* START DATA EXCERPTS *

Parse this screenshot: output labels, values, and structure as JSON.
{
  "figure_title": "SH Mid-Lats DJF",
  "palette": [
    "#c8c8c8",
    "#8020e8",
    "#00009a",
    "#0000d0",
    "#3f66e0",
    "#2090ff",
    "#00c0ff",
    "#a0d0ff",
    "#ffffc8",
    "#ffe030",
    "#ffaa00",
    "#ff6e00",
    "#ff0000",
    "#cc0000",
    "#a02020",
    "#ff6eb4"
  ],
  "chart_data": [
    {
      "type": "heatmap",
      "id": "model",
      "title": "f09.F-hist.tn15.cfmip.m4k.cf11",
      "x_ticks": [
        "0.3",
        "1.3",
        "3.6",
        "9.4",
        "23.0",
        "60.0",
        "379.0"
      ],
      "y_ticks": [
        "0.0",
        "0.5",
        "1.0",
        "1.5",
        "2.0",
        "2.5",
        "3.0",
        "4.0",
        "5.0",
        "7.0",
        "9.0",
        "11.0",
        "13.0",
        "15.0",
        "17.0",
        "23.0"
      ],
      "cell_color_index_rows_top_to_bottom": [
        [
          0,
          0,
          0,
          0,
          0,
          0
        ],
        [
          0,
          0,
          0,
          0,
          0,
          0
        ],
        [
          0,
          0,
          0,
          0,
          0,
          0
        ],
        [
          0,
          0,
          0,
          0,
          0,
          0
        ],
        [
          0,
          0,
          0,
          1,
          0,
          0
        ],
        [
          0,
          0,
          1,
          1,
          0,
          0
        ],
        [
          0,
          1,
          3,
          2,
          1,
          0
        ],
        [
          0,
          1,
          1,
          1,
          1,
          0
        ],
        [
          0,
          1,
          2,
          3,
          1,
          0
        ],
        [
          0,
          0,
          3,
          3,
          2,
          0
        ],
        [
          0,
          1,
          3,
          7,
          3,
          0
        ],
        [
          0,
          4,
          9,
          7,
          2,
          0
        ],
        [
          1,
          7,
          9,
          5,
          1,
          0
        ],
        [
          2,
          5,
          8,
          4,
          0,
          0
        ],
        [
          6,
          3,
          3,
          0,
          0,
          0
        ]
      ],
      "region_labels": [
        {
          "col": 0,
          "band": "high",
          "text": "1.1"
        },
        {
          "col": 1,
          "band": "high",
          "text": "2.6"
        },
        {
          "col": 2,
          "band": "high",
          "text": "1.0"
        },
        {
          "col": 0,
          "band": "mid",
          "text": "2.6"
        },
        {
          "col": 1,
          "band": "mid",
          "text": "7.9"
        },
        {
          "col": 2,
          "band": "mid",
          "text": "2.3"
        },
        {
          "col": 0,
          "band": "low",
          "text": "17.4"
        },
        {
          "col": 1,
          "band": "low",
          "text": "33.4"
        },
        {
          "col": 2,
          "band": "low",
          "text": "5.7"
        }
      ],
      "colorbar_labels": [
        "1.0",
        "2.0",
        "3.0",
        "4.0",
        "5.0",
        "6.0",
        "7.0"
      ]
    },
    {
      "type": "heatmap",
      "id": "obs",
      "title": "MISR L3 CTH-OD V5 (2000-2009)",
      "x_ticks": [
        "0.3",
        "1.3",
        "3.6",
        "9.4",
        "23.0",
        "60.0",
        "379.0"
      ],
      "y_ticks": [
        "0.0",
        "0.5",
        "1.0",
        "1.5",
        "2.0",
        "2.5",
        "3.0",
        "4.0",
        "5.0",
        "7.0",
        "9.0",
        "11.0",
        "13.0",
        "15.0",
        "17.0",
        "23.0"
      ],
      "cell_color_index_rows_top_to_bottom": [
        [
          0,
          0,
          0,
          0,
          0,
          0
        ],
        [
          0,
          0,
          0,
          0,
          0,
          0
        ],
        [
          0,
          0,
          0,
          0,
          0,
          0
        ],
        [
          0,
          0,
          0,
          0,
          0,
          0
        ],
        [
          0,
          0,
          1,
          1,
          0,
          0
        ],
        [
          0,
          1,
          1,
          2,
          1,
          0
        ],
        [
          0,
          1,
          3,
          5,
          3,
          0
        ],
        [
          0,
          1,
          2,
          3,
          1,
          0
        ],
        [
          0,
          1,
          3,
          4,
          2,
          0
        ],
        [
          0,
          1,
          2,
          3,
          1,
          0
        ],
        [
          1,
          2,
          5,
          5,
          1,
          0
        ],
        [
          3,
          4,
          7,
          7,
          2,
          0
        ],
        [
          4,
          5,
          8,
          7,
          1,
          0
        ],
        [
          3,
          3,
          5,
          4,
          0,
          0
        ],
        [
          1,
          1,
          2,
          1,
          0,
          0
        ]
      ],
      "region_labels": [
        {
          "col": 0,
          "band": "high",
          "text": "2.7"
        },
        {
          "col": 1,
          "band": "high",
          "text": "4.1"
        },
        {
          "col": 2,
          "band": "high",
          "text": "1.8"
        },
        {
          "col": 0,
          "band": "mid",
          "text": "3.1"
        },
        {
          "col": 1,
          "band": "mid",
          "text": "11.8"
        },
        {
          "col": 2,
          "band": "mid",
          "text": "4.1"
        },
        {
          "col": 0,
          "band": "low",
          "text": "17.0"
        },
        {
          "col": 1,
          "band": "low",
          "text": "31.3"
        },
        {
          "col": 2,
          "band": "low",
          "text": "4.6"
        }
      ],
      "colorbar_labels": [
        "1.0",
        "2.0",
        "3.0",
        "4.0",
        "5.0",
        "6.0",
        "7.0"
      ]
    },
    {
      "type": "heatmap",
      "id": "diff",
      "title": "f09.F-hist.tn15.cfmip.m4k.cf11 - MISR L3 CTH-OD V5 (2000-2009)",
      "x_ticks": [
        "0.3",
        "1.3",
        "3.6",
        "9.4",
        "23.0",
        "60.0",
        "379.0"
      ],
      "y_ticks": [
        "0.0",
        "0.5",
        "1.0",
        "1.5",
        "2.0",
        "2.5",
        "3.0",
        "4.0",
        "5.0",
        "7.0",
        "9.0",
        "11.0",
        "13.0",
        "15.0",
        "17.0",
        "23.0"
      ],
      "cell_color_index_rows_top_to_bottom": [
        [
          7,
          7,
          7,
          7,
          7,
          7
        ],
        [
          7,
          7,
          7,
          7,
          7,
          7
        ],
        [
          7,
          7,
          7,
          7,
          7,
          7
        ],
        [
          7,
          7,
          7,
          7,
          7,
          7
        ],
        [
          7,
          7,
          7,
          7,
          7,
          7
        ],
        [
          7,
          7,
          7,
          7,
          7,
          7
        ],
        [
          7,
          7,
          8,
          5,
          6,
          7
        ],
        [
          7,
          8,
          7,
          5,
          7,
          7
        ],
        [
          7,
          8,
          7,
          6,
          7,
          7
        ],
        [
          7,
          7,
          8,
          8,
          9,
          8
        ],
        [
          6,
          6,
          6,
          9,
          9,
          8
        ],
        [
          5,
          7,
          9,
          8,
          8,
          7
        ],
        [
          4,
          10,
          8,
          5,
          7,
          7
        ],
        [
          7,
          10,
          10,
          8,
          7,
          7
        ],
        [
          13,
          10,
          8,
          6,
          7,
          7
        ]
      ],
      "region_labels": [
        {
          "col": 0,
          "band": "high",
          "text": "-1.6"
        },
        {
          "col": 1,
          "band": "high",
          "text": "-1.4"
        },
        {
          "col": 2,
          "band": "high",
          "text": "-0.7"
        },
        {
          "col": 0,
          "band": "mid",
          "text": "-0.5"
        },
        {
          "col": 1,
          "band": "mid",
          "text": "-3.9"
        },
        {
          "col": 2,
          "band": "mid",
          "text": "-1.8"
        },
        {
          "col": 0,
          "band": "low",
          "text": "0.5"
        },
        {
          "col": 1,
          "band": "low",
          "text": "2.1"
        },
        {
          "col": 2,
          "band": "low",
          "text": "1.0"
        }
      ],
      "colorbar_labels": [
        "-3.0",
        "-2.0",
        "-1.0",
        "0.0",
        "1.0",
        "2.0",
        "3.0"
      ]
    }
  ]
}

* END DATA EXCERPTS *

• _WHAT YOU HAVE TO DO_:
From the entries above, select each line containing the string "MISR".

• _RESPONSE FOR THIS EXERCISE_:
      "title": "MISR L3 CTH-OD V5 (2000-2009)",
      "title": "f09.F-hist.tn15.cfmip.m4k.cf11 - MISR L3 CTH-OD V5 (2000-2009)",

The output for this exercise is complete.